▸ **TASK**
Your task is to give the number of lines in the listing that include "change", and nothing else.

▸ **RECORDED DATA**
— START —
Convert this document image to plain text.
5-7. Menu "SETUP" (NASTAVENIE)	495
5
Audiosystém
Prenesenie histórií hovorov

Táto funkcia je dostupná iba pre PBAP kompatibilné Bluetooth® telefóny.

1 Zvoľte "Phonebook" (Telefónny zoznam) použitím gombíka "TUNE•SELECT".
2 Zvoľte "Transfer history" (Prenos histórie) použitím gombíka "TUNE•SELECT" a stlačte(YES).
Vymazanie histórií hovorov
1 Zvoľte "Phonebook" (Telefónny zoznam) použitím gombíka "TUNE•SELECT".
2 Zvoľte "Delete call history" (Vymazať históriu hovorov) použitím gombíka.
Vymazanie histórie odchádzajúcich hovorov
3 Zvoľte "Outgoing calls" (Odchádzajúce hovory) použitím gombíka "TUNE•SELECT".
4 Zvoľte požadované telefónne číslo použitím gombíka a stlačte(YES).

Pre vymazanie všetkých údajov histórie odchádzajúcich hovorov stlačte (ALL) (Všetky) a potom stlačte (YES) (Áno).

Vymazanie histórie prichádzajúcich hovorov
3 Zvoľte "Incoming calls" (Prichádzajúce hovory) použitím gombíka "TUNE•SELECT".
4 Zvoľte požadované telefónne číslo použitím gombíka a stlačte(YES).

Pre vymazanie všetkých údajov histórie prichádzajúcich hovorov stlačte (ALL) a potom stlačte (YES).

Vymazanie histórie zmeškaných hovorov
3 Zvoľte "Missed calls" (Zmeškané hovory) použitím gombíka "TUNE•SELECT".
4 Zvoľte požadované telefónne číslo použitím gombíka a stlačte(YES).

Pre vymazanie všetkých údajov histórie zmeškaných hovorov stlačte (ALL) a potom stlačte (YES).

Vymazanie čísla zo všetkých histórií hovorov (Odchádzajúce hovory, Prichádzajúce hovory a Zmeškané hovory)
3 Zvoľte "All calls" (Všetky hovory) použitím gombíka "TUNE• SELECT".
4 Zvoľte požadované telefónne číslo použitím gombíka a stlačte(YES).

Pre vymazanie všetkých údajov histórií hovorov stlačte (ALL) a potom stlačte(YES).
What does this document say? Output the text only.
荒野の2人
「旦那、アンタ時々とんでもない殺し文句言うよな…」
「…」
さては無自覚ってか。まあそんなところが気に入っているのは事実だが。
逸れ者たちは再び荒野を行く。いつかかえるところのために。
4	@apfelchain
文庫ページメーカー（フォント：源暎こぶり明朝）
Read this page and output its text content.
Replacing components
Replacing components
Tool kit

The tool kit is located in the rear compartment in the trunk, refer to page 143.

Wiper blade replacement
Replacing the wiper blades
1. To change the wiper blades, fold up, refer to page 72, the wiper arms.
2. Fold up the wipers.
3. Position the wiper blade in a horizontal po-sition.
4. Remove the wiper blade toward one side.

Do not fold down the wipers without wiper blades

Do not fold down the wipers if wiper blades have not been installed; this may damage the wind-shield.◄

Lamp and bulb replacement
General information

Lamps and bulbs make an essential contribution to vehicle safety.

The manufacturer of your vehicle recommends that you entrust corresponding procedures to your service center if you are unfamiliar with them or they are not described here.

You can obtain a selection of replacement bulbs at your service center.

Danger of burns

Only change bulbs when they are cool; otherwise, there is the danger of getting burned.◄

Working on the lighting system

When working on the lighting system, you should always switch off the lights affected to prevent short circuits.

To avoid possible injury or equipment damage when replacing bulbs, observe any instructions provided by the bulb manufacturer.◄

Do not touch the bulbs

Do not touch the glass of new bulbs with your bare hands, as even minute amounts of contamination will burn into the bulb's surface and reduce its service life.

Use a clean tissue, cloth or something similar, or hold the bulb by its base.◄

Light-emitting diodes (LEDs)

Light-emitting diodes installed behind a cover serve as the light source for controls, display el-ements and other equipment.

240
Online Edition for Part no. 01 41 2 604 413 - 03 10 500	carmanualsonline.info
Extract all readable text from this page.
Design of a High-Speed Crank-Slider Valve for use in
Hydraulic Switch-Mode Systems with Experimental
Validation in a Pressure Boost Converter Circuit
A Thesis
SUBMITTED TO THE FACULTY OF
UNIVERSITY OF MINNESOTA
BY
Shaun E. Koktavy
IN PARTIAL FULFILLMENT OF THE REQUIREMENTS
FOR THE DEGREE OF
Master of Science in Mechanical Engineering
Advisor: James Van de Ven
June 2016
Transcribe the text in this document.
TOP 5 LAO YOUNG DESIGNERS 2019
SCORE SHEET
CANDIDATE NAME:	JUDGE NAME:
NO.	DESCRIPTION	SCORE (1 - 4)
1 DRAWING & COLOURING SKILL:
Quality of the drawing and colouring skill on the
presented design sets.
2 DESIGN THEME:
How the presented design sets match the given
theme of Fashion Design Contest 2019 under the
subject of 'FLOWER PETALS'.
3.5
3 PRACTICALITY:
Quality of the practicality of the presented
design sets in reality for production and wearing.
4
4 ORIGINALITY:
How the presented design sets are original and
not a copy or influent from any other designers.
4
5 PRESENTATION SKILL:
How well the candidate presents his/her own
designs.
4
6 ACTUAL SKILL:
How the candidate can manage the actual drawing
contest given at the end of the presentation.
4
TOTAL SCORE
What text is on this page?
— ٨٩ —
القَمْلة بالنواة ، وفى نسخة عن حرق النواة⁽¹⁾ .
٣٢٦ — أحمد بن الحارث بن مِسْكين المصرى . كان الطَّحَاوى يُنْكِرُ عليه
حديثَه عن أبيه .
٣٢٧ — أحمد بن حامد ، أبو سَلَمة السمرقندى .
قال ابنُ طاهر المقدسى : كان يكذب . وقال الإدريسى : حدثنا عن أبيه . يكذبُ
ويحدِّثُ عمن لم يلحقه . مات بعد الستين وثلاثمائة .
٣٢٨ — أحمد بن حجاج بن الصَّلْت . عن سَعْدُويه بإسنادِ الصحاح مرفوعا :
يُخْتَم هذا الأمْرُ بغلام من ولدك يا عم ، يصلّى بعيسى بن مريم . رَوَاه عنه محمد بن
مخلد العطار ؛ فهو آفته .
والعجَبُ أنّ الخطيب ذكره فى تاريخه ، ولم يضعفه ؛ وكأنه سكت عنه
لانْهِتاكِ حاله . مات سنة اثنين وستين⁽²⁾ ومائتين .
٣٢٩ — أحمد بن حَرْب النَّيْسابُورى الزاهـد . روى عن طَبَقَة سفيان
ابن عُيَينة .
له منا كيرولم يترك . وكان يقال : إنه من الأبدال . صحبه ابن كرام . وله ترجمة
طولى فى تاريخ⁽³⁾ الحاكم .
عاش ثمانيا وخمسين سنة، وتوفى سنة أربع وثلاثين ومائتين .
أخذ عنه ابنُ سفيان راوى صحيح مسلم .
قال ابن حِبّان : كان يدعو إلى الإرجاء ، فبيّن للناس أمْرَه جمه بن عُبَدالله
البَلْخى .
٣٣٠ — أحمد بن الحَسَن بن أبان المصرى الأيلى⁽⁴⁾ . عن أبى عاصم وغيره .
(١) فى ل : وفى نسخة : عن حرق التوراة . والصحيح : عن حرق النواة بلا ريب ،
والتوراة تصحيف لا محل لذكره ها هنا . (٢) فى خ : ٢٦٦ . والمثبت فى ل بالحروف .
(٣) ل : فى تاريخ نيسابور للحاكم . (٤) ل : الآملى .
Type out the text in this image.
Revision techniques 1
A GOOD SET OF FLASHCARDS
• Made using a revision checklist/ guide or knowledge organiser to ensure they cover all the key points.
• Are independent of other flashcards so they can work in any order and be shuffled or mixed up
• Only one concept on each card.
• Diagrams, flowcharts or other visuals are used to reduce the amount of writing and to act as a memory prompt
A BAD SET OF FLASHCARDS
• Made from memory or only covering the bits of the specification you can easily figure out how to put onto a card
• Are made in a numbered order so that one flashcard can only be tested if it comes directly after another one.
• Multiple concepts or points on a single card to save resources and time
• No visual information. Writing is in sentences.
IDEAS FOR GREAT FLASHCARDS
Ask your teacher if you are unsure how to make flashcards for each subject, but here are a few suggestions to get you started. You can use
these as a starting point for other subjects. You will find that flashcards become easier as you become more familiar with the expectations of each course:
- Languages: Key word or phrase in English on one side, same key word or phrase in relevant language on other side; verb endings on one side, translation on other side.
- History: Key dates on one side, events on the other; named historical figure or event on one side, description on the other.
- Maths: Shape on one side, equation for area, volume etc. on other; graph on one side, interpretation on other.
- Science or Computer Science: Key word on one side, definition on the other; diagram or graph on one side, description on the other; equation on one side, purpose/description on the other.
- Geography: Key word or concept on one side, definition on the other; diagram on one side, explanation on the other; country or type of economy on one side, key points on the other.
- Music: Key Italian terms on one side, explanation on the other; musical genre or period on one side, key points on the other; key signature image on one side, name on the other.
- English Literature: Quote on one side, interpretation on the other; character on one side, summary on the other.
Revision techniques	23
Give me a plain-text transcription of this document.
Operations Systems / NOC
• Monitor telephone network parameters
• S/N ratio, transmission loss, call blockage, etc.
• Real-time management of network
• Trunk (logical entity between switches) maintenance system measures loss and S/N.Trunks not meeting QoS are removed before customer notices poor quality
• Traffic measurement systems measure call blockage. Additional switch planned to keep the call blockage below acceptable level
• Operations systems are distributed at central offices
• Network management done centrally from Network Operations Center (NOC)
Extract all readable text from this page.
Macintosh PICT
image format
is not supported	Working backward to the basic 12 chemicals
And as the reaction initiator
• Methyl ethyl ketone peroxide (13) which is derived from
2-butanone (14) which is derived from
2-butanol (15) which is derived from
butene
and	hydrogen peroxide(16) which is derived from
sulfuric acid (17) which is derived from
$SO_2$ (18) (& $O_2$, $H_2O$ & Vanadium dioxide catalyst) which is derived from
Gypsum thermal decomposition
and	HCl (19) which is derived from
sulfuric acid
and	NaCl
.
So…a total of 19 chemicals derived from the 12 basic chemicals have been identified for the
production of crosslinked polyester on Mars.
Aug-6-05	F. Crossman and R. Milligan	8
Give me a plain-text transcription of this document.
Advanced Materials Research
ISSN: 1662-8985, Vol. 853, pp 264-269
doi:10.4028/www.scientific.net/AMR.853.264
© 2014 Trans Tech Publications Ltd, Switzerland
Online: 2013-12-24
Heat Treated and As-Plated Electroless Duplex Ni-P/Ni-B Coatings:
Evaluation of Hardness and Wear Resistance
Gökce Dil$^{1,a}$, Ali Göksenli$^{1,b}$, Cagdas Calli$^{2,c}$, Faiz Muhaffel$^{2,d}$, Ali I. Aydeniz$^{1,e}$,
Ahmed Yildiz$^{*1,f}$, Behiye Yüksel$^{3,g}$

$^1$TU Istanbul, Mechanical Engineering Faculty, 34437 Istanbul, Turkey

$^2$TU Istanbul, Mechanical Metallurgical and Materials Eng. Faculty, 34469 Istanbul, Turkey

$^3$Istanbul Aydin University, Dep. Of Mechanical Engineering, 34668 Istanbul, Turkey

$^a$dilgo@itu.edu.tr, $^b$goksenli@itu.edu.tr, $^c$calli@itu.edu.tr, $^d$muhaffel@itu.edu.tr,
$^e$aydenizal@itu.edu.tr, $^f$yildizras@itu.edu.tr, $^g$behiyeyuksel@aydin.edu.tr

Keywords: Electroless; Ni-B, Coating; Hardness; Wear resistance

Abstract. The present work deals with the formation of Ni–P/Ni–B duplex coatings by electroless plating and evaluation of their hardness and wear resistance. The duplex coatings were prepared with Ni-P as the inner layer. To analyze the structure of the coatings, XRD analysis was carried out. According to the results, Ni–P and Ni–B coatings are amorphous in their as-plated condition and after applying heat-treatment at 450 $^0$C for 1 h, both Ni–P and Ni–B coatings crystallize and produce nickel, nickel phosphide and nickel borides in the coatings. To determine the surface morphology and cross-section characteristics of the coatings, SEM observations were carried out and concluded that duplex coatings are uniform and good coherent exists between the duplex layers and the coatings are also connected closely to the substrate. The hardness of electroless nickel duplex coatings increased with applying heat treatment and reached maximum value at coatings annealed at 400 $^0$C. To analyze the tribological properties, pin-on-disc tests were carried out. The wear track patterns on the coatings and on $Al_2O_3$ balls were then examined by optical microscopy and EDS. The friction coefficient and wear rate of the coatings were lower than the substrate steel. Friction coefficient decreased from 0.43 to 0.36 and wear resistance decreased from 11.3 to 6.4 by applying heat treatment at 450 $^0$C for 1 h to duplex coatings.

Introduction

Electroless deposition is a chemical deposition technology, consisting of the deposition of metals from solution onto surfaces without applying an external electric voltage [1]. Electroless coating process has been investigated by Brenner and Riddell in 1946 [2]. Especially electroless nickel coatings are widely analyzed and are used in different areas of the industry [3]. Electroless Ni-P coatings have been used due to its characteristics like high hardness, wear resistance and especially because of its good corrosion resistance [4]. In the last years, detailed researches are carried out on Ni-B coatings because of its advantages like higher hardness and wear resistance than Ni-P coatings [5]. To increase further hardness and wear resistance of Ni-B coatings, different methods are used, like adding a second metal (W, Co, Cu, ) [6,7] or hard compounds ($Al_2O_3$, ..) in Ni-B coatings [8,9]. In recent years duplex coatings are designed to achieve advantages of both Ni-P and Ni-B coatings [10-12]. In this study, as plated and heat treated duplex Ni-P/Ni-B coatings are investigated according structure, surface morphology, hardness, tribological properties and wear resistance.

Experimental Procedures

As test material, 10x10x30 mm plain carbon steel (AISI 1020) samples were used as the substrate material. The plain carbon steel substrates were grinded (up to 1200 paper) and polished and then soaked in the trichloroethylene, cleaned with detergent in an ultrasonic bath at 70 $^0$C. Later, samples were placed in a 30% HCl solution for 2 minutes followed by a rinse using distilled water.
— END —
▸ **THE ANSWER**
2